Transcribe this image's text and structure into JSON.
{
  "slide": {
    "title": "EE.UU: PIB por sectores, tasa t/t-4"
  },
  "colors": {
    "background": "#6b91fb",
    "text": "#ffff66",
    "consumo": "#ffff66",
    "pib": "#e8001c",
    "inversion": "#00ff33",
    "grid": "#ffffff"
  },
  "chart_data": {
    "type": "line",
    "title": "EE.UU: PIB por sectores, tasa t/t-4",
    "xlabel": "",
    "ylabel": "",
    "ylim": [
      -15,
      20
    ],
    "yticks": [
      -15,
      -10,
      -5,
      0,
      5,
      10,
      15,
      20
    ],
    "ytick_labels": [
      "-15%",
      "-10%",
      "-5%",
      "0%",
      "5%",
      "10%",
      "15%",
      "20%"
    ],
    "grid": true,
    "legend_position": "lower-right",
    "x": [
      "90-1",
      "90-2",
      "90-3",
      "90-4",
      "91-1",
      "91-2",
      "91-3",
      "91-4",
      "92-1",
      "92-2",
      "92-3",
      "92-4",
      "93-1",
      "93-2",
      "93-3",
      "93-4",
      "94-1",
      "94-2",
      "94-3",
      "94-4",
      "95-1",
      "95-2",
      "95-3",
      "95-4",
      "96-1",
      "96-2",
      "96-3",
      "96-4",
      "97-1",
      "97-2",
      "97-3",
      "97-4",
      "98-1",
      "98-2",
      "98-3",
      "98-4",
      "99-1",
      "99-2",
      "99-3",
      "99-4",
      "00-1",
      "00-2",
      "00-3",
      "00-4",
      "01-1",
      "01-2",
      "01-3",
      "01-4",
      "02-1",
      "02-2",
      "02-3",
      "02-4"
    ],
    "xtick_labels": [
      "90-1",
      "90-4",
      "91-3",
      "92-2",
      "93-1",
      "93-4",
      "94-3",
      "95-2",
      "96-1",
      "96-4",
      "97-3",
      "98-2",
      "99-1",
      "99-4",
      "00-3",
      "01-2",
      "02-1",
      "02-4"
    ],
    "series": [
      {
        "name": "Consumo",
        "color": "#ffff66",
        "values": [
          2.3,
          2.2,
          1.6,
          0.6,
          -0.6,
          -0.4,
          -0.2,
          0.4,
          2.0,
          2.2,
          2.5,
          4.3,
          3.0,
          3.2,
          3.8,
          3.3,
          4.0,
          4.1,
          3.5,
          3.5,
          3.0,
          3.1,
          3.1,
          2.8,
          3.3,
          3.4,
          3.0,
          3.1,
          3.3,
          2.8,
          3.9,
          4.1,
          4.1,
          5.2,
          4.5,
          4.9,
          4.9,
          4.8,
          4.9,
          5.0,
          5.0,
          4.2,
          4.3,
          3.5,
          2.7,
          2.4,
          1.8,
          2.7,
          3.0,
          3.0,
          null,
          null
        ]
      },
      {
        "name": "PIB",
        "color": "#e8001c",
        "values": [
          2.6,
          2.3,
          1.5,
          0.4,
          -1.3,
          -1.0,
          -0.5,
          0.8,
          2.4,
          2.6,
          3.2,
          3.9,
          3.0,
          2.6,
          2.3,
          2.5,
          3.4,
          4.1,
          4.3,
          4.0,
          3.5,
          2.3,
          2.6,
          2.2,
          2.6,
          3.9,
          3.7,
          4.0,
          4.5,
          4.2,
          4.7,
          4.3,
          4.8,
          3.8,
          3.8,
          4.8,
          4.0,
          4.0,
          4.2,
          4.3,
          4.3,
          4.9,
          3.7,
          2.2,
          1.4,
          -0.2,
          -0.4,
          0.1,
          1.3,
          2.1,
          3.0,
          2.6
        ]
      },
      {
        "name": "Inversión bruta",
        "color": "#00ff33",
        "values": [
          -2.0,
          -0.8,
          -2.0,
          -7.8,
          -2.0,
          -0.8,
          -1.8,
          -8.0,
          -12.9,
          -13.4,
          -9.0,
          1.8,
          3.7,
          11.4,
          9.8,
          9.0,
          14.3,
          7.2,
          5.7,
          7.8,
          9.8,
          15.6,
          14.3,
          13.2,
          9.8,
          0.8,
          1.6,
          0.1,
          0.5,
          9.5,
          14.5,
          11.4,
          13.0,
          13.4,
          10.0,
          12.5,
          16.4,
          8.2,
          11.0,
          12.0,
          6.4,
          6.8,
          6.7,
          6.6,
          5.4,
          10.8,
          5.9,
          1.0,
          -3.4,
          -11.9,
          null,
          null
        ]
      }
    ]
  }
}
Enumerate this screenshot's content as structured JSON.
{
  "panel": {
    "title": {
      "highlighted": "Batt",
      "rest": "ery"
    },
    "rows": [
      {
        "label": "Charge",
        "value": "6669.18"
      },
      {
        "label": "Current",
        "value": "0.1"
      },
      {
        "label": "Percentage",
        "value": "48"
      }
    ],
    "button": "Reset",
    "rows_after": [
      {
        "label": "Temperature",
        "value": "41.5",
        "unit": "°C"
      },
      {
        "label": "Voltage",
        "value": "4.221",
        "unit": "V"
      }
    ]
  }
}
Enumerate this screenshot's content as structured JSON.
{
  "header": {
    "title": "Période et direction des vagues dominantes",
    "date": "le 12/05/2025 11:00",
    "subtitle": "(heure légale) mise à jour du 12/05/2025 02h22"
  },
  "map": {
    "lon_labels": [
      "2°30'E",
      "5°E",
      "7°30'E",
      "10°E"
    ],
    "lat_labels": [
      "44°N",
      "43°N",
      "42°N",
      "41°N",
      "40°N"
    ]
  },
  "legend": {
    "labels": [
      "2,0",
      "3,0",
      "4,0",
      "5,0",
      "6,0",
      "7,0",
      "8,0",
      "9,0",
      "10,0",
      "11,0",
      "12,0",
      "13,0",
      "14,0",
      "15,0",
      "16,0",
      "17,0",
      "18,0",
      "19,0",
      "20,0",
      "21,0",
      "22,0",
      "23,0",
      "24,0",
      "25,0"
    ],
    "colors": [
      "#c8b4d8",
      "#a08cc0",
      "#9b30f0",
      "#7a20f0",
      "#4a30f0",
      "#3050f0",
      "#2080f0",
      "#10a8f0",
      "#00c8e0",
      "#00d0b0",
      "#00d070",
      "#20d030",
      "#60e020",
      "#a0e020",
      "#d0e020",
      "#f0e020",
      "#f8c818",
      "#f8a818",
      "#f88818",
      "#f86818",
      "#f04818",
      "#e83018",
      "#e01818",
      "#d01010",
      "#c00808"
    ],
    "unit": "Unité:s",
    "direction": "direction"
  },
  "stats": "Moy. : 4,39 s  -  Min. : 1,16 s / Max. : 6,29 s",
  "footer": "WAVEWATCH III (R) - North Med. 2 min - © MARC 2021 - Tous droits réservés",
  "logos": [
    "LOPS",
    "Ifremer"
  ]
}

### Written instruction
Copy all data exactly, start to finish.

### Solution
Transcribe this image's text and structure into JSON.
{
  "slide": {
    "title": "EE.UU: PIB por sectores, tasa t/t-4"
  },
  "colors": {
    "background": "#6b91fb",
    "text": "#ffff66",
    "consumo": "#ffff66",
    "pib": "#e8001c",
    "inversion": "#00ff33",
    "grid": "#ffffff"
  },
  "chart_data": {
    "type": "line",
    "title": "EE.UU: PIB por sectores, tasa t/t-4",
    "xlabel": "",
    "ylabel": "",
    "ylim": [
      -15,
      20
    ],
    "yticks": [
      -15,
      -10,
      -5,
      0,
      5,
      10,
      15,
      20
    ],
    "ytick_labels": [
      "-15%",
      "-10%",
      "-5%",
      "0%",
      "5%",
      "10%",
      "15%",
      "20%"
    ],
    "grid": true,
    "legend_position": "lower-right",
    "x": [
      "90-1",
      "90-2",
      "90-3",
      "90-4",
      "91-1",
      "91-2",
      "91-3",
      "91-4",
      "92-1",
      "92-2",
      "92-3",
      "92-4",
      "93-1",
      "93-2",
      "93-3",
      "93-4",
      "94-1",
      "94-2",
      "94-3",
      "94-4",
      "95-1",
      "95-2",
      "95-3",
      "95-4",
      "96-1",
      "96-2",
      "96-3",
      "96-4",
      "97-1",
      "97-2",
      "97-3",
      "97-4",
      "98-1",
      "98-2",
      "98-3",
      "98-4",
      "99-1",
      "99-2",
      "99-3",
      "99-4",
      "00-1",
      "00-2",
      "00-3",
      "00-4",
      "01-1",
      "01-2",
      "01-3",
      "01-4",
      "02-1",
      "02-2",
      "02-3",
      "02-4"
    ],
    "xtick_labels": [
      "90-1",
      "90-4",
      "91-3",
      "92-2",
      "93-1",
      "93-4",
      "94-3",
      "95-2",
      "96-1",
      "96-4",
      "97-3",
      "98-2",
      "99-1",
      "99-4",
      "00-3",
      "01-2",
      "02-1",
      "02-4"
    ],
    "series": [
      {
        "name": "Consumo",
        "color": "#ffff66",
        "values": [
          2.3,
          2.2,
          1.6,
          0.6,
          -0.6,
          -0.4,
          -0.2,
          0.4,
          2.0,
          2.2,
          2.5,
          4.3,
          3.0,
          3.2,
          3.8,
          3.3,
          4.0,
          4.1,
          3.5,
          3.5,
          3.0,
          3.1,
          3.1,
          2.8,
          3.3,
          3.4,
          3.0,
          3.1,
          3.3,
          2.8,
          3.9,
          4.1,
          4.1,
          5.2,
          4.5,
          4.9,
          4.9,
          4.8,
          4.9,
          5.0,
          5.0,
          4.2,
          4.3,
          3.5,
          2.7,
          2.4,
          1.8,
          2.7,
          3.0,
          3.0,
          null,
          null
        ]
      },
      {
        "name": "PIB",
        "color": "#e8001c",
        "values": [
          2.6,
          2.3,
          1.5,
          0.4,
          -1.3,
          -1.0,
          -0.5,
          0.8,
          2.4,
          2.6,
          3.2,
          3.9,
          3.0,
          2.6,
          2.3,
          2.5,
          3.4,
          4.1,
          4.3,
          4.0,
          3.5,
          2.3,
          2.6,
          2.2,
          2.6,
          3.9,
          3.7,
          4.0,
          4.5,
          4.2,
          4.7,
          4.3,
          4.8,
          3.8,
          3.8,
          4.8,
          4.0,
          4.0,
          4.2,
          4.3,
          4.3,
          4.9,
          3.7,
          2.2,
          1.4,
          -0.2,
          -0.4,
          0.1,
          1.3,
          2.1,
          3.0,
          2.6
        ]
      },
      {
        "name": "Inversión bruta",
        "color": "#00ff33",
        "values": [
          -2.0,
          -0.8,
          -2.0,
          -7.8,
          -2.0,
          -0.8,
          -1.8,
          -8.0,
          -12.9,
          -13.4,
          -9.0,
          1.8,
          3.7,
          11.4,
          9.8,
          9.0,
          14.3,
          7.2,
          5.7,
          7.8,
          9.8,
          15.6,
          14.3,
          13.2,
          9.8,
          0.8,
          1.6,
          0.1,
          0.5,
          9.5,
          14.5,
          11.4,
          13.0,
          13.4,
          10.0,
          12.5,
          16.4,
          8.2,
          11.0,
          12.0,
          6.4,
          6.8,
          6.7,
          6.6,
          5.4,
          10.8,
          5.9,
          1.0,
          -3.4,
          -11.9,
          null,
          null
        ]
      }
    ]
  }
}
Enumerate this screenshot's content as structured JSON.
{
  "panel": {
    "title": {
      "highlighted": "Batt",
      "rest": "ery"
    },
    "rows": [
      {
        "label": "Charge",
        "value": "6669.18"
      },
      {
        "label": "Current",
        "value": "0.1"
      },
      {
        "label": "Percentage",
        "value": "48"
      }
    ],
    "button": "Reset",
    "rows_after": [
      {
        "label": "Temperature",
        "value": "41.5",
        "unit": "°C"
      },
      {
        "label": "Voltage",
        "value": "4.221",
        "unit": "V"
      }
    ]
  }
}
Enumerate this screenshot's content as structured JSON.
{
  "header": {
    "title": "Période et direction des vagues dominantes",
    "date": "le 12/05/2025 11:00",
    "subtitle": "(heure légale) mise à jour du 12/05/2025 02h22"
  },
  "map": {
    "lon_labels": [
      "2°30'E",
      "5°E",
      "7°30'E",
      "10°E"
    ],
    "lat_labels": [
      "44°N",
      "43°N",
      "42°N",
      "41°N",
      "40°N"
    ]
  },
  "legend": {
    "labels": [
      "2,0",
      "3,0",
      "4,0",
      "5,0",
      "6,0",
      "7,0",
      "8,0",
      "9,0",
      "10,0",
      "11,0",
      "12,0",
      "13,0",
      "14,0",
      "15,0",
      "16,0",
      "17,0",
      "18,0",
      "19,0",
      "20,0",
      "21,0",
      "22,0",
      "23,0",
      "24,0",
      "25,0"
    ],
    "colors": [
      "#c8b4d8",
      "#a08cc0",
      "#9b30f0",
      "#7a20f0",
      "#4a30f0",
      "#3050f0",
      "#2080f0",
      "#10a8f0",
      "#00c8e0",
      "#00d0b0",
      "#00d070",
      "#20d030",
      "#60e020",
      "#a0e020",
      "#d0e020",
      "#f0e020",
      "#f8c818",
      "#f8a818",
      "#f88818",
      "#f86818",
      "#f04818",
      "#e83018",
      "#e01818",
      "#d01010",
      "#c00808"
    ],
    "unit": "Unité:s",
    "direction": "direction"
  },
  "stats": "Moy. : 4,39 s  -  Min. : 1,16 s / Max. : 6,29 s",
  "footer": "WAVEWATCH III (R) - North Med. 2 min - © MARC 2021 - Tous droits réservés",
  "logos": [
    "LOPS",
    "Ifremer"
  ]
}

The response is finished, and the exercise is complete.